*Testo della pagina*.
────────────────

Come fa il migrante a pagare il suo viaggio ?

Come fa il migrante a pagare il suo viaggio ?

Da un post di http://ilariabifarini.com/microcredito-e-migrazioni-di-massa-la-finanziarizzazione-della-disperazione/

Microcredito e migrazioni di massa:

la finanziarizzazione della disperazione

È una domanda che tutti, almeno una volta, ci siamo posti: chi finanzia i costosi viaggi della morte che spingono migliaia di disperati su imbarcazioni di fortuna, tra mille peripezie e l’incognita dell’approdo?

Molti giornalisti si sono impegnati nella ricostruzione dei calvari degli emigranti per arrivare al porto di partenza, delle condizioni schiavistiche cui sono sottoposti dalla criminalità locale. Ma rimane irrisolto il tassello iniziale di queste tragiche diaspore, ossia la disponibilità di somme di denaro ragguardevoli, esorbitanti se rapportate al tenore di vita locale, per intraprendere il viaggio. Le inchieste in merito sono limitate e le nostre domande cadono nel vuoto.

────────────────

*Dati forniti*.

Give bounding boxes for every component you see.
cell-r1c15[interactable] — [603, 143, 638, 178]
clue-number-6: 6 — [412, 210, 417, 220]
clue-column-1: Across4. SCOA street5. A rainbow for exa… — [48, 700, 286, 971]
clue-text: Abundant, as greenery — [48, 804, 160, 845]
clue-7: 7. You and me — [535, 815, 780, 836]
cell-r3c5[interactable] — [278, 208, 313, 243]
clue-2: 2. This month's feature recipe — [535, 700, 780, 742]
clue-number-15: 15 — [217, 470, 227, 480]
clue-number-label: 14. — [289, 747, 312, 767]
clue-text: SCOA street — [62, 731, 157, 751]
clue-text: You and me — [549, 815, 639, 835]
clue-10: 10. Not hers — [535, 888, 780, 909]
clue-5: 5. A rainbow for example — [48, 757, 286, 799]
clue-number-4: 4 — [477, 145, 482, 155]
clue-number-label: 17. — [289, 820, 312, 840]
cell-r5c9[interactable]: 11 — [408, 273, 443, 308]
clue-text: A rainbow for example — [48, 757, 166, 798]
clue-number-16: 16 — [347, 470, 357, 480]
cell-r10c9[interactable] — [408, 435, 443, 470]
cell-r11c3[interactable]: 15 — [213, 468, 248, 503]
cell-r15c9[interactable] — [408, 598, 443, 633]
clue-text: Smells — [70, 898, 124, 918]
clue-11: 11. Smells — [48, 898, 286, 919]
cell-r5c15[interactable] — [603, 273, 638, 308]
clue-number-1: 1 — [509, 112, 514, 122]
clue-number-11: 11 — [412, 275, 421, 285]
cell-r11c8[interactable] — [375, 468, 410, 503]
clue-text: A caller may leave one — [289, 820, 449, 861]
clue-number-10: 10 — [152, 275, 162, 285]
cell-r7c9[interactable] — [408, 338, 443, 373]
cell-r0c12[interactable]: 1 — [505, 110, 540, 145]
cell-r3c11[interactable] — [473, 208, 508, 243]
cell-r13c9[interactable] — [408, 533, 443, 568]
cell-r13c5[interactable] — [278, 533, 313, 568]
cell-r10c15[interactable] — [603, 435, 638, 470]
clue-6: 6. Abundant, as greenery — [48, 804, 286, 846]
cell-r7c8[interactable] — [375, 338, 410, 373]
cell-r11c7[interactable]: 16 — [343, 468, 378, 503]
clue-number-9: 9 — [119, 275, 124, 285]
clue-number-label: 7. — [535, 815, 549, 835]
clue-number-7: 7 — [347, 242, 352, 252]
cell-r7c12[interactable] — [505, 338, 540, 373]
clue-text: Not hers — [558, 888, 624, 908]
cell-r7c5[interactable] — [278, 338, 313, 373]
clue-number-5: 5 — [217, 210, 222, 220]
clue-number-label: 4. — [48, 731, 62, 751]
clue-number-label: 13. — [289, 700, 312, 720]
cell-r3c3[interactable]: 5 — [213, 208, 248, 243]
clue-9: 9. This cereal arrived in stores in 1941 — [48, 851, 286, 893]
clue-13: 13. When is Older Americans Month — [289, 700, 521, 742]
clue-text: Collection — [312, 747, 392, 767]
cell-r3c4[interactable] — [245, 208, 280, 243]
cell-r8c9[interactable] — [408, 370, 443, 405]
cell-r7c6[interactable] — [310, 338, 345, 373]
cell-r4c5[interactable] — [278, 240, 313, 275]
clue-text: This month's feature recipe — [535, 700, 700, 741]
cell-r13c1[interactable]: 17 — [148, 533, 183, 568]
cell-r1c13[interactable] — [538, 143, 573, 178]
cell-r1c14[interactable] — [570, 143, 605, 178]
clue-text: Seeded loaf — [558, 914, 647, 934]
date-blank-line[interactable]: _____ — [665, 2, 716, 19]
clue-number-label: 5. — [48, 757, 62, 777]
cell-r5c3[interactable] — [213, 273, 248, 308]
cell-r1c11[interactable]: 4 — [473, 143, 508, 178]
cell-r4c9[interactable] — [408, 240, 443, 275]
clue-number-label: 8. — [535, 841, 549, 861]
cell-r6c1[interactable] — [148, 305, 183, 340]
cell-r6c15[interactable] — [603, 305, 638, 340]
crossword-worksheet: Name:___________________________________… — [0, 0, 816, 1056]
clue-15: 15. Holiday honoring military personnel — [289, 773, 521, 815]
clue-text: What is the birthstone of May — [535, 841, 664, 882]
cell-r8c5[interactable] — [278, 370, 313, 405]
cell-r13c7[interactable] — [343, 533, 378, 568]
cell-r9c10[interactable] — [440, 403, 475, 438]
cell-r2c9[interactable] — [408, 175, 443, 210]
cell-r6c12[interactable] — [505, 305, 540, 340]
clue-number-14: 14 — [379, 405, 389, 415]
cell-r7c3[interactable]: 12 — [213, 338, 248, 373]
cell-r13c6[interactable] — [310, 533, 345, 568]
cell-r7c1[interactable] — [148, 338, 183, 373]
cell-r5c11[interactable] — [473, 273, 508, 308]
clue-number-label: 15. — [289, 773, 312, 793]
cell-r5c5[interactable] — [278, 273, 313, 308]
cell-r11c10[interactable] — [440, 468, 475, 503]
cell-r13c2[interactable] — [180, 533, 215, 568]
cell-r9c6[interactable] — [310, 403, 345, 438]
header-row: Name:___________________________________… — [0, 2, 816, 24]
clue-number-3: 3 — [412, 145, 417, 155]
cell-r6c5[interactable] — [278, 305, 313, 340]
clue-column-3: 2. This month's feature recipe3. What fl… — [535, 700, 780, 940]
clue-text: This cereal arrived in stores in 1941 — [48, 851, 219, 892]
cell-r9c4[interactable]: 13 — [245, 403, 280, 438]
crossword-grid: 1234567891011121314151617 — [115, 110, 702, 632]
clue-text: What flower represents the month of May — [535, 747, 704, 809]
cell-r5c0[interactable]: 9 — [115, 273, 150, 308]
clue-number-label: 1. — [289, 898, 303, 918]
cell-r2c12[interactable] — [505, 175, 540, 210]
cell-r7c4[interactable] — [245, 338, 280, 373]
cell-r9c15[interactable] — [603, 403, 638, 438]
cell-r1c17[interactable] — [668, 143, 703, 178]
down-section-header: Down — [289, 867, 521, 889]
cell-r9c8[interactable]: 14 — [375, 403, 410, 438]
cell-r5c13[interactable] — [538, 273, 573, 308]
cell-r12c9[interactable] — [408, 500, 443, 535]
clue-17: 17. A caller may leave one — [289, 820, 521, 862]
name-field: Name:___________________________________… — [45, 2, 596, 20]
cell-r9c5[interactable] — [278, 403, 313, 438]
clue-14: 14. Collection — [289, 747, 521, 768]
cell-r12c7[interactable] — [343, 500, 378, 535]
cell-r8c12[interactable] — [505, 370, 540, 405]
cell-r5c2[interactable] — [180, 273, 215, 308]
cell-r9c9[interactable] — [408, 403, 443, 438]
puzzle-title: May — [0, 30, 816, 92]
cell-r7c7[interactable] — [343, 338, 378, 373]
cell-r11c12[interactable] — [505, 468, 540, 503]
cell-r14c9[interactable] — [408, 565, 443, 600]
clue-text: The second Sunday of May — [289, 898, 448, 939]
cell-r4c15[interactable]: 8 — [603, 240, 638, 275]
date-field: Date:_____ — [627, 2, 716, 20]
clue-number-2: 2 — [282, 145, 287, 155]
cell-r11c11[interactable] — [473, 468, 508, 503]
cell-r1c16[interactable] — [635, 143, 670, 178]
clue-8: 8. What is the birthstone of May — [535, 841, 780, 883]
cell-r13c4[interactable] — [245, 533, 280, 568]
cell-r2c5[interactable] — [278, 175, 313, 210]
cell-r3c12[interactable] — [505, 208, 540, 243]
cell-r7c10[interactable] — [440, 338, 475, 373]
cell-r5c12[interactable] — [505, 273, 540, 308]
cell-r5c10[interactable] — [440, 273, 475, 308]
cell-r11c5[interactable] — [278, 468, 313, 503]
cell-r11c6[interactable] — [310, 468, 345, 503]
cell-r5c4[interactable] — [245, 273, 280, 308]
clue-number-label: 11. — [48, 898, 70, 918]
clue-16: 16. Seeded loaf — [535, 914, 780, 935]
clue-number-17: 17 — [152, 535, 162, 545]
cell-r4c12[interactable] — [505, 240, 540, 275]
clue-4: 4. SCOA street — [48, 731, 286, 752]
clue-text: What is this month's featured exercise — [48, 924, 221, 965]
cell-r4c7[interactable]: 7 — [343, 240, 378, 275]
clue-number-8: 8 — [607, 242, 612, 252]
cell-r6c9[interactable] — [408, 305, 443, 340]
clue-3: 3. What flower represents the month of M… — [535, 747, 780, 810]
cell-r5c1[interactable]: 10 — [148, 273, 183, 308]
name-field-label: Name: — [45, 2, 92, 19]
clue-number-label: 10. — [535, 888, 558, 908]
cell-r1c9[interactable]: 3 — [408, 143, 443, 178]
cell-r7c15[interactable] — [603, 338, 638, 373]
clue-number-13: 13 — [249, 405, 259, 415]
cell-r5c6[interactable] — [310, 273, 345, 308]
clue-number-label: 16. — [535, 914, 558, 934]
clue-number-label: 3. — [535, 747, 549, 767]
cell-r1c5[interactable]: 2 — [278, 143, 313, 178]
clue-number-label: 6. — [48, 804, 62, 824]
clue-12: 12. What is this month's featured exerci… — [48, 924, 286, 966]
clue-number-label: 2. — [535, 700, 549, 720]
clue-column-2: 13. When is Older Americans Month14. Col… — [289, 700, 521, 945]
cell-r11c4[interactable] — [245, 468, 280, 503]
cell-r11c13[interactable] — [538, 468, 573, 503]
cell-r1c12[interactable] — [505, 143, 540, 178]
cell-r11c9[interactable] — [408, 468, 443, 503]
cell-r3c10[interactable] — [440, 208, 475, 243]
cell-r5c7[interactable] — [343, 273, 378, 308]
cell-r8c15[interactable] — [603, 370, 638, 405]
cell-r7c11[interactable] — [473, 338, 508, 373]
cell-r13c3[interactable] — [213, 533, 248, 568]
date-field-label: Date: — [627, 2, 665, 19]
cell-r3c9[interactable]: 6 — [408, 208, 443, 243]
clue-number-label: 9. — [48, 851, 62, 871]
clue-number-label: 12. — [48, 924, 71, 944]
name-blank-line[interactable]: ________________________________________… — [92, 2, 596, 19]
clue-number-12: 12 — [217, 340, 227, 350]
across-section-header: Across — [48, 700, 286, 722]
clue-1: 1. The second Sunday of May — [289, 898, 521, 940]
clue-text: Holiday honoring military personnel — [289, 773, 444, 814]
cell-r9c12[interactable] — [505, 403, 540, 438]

────────────────

*Compiti*.
(a) Elenca tutti i sostantivi con cui il testo sul finanziamento dei viaggi dei migranti indica le persone che partono.
(b) Prosegui il testo sul finanziamento dei viaggi dei migranti a partire dall'ultima frase riportata.

*Risposte in ordine*.
(a) migrante, disperati, emigranti

(b)
Nel cercare di comprendere questo enigmatico fenomeno ci viene in aiuto uno studio condotto dalla sociologa Maryann Bylander in Cambogia tra il 2008 il 2010. Analizzando la frequenza e le modalità di emigrazione della popolazione  si scopre una correlazione diretta tra espansione del microcredito e aumento dei flussi migratori verso l’estero. Stesso nesso si riscontra in un altro Stato del Terzo Mondo, il Bangladesh, paese di origine di circa un decimo dei migranti che ogni anno arrivano in Italia (oltre 10 mila nel solo 2017). E’ qui che, grazie all’appoggio di illustri sostenitori come i Clinton e Bill Gates e con il sostegno della stessa Banca mondiale, venne creata nei primi anni ’80 la Grameen Bank, istituto finanziario che concedeva denaro alle persone più indigenti, impossibilitate ad avere accesso al credito, con il fine “filantropico” di offrirgli un futuro migliore. I prestiti concessi si tramutarono in un incentivo all’emigrazione per la popolazione locale, priva degli strumenti e delle possibilità di investire le somme ricevute in modo proficuo e di poterle restituire con i dovuti interessi. In men che non si dica si è venuto a creare il business dei cosiddetti “migration loans”, un affare d’oro per organizzazioni non governative come BRAC (Bangladesh Rural Advancement Commitee), leader nel settore.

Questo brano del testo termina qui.